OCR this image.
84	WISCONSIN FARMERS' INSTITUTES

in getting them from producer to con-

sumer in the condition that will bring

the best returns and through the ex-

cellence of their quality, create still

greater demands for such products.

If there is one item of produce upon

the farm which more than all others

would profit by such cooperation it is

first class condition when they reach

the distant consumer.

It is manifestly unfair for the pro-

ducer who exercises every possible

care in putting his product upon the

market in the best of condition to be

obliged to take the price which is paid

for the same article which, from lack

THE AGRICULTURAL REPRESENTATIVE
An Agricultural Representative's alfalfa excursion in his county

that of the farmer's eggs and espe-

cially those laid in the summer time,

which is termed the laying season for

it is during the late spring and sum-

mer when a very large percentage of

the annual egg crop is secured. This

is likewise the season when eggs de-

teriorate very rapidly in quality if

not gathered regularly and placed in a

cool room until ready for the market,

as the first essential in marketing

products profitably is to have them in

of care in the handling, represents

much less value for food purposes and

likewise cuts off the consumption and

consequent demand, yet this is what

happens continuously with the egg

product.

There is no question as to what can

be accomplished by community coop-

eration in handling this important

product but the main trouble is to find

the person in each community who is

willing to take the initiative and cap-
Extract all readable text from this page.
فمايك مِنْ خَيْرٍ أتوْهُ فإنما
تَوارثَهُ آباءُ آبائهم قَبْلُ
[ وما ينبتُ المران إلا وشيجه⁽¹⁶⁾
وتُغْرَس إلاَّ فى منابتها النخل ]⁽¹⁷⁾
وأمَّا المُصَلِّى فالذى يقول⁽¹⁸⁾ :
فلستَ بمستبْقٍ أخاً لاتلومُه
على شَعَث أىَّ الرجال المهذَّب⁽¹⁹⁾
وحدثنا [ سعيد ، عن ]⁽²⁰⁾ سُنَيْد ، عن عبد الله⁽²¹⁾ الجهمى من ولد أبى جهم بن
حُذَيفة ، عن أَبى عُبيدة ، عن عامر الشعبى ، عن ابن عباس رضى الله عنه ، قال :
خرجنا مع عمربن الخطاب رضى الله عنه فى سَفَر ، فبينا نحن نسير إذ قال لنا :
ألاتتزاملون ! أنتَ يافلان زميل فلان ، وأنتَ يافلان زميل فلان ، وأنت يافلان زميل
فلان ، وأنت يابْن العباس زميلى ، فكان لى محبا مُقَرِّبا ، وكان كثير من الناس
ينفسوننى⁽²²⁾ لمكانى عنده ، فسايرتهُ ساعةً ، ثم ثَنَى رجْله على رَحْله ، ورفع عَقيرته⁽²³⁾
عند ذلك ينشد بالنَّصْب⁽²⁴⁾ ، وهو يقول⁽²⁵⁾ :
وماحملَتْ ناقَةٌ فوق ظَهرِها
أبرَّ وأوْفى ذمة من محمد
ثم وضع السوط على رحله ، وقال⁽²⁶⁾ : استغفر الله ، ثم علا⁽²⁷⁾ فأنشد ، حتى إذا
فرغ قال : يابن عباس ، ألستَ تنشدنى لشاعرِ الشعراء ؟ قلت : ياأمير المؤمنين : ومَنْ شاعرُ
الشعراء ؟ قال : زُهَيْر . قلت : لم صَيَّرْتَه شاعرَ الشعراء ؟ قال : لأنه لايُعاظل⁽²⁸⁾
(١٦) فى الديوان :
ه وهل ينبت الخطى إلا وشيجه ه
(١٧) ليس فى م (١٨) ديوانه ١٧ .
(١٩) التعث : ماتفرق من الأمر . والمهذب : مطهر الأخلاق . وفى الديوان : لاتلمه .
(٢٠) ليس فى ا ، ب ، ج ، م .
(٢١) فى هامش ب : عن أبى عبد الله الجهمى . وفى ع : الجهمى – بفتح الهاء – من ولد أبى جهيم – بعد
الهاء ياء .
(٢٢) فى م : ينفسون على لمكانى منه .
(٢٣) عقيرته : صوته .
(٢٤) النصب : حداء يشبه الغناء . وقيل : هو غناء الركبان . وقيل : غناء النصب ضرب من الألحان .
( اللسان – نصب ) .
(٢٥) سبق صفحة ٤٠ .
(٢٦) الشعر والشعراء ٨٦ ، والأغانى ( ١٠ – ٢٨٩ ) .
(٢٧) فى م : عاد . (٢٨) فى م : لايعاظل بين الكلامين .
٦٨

================

WHAT YOU HAVE TO DO: The records above should be duplicated in full, exactly as given.

SOLVED EXERCISE:
OCR this image.
84	WISCONSIN FARMERS' INSTITUTES

in getting them from producer to con-

sumer in the condition that will bring

the best returns and through the ex-

cellence of their quality, create still

greater demands for such products.

If there is one item of produce upon

the farm which more than all others

would profit by such cooperation it is

first class condition when they reach

the distant consumer.

It is manifestly unfair for the pro-

ducer who exercises every possible

care in putting his product upon the

market in the best of condition to be

obliged to take the price which is paid

for the same article which, from lack

THE AGRICULTURAL REPRESENTATIVE
An Agricultural Representative's alfalfa excursion in his county

that of the farmer's eggs and espe-

cially those laid in the summer time,

which is termed the laying season for

it is during the late spring and sum-

mer when a very large percentage of

the annual egg crop is secured. This

is likewise the season when eggs de-

teriorate very rapidly in quality if

not gathered regularly and placed in a

cool room until ready for the market,

as the first essential in marketing

products profitably is to have them in

of care in the handling, represents

much less value for food purposes and

likewise cuts off the consumption and

consequent demand, yet this is what

happens continuously with the egg

product.

There is no question as to what can

be accomplished by community coop-

eration in handling this important

product but the main trouble is to find

the person in each community who is

willing to take the initiative and cap-
Extract all readable text from this page.
فمايك مِنْ خَيْرٍ أتوْهُ فإنما
تَوارثَهُ آباءُ آبائهم قَبْلُ
[ وما ينبتُ المران إلا وشيجه⁽¹⁶⁾
وتُغْرَس إلاَّ فى منابتها النخل ]⁽¹⁷⁾
وأمَّا المُصَلِّى فالذى يقول⁽¹⁸⁾ :
فلستَ بمستبْقٍ أخاً لاتلومُه
على شَعَث أىَّ الرجال المهذَّب⁽¹⁹⁾
وحدثنا [ سعيد ، عن ]⁽²⁰⁾ سُنَيْد ، عن عبد الله⁽²¹⁾ الجهمى من ولد أبى جهم بن
حُذَيفة ، عن أَبى عُبيدة ، عن عامر الشعبى ، عن ابن عباس رضى الله عنه ، قال :
خرجنا مع عمربن الخطاب رضى الله عنه فى سَفَر ، فبينا نحن نسير إذ قال لنا :
ألاتتزاملون ! أنتَ يافلان زميل فلان ، وأنتَ يافلان زميل فلان ، وأنت يافلان زميل
فلان ، وأنت يابْن العباس زميلى ، فكان لى محبا مُقَرِّبا ، وكان كثير من الناس
ينفسوننى⁽²²⁾ لمكانى عنده ، فسايرتهُ ساعةً ، ثم ثَنَى رجْله على رَحْله ، ورفع عَقيرته⁽²³⁾
عند ذلك ينشد بالنَّصْب⁽²⁴⁾ ، وهو يقول⁽²⁵⁾ :
وماحملَتْ ناقَةٌ فوق ظَهرِها
أبرَّ وأوْفى ذمة من محمد
ثم وضع السوط على رحله ، وقال⁽²⁶⁾ : استغفر الله ، ثم علا⁽²⁷⁾ فأنشد ، حتى إذا
فرغ قال : يابن عباس ، ألستَ تنشدنى لشاعرِ الشعراء ؟ قلت : ياأمير المؤمنين : ومَنْ شاعرُ
الشعراء ؟ قال : زُهَيْر . قلت : لم صَيَّرْتَه شاعرَ الشعراء ؟ قال : لأنه لايُعاظل⁽²⁸⁾
(١٦) فى الديوان :
ه وهل ينبت الخطى إلا وشيجه ه
(١٧) ليس فى م (١٨) ديوانه ١٧ .
(١٩) التعث : ماتفرق من الأمر . والمهذب : مطهر الأخلاق . وفى الديوان : لاتلمه .
(٢٠) ليس فى ا ، ب ، ج ، م .
(٢١) فى هامش ب : عن أبى عبد الله الجهمى . وفى ع : الجهمى – بفتح الهاء – من ولد أبى جهيم – بعد
الهاء ياء .
(٢٢) فى م : ينفسون على لمكانى منه .
(٢٣) عقيرته : صوته .
(٢٤) النصب : حداء يشبه الغناء . وقيل : هو غناء الركبان . وقيل : غناء النصب ضرب من الألحان .
( اللسان – نصب ) .
(٢٥) سبق صفحة ٤٠ .
(٢٦) الشعر والشعراء ٨٦ ، والأغانى ( ١٠ – ٢٨٩ ) .
(٢٧) فى م : عاد . (٢٨) فى م : لايعاظل بين الكلامين .
٦٨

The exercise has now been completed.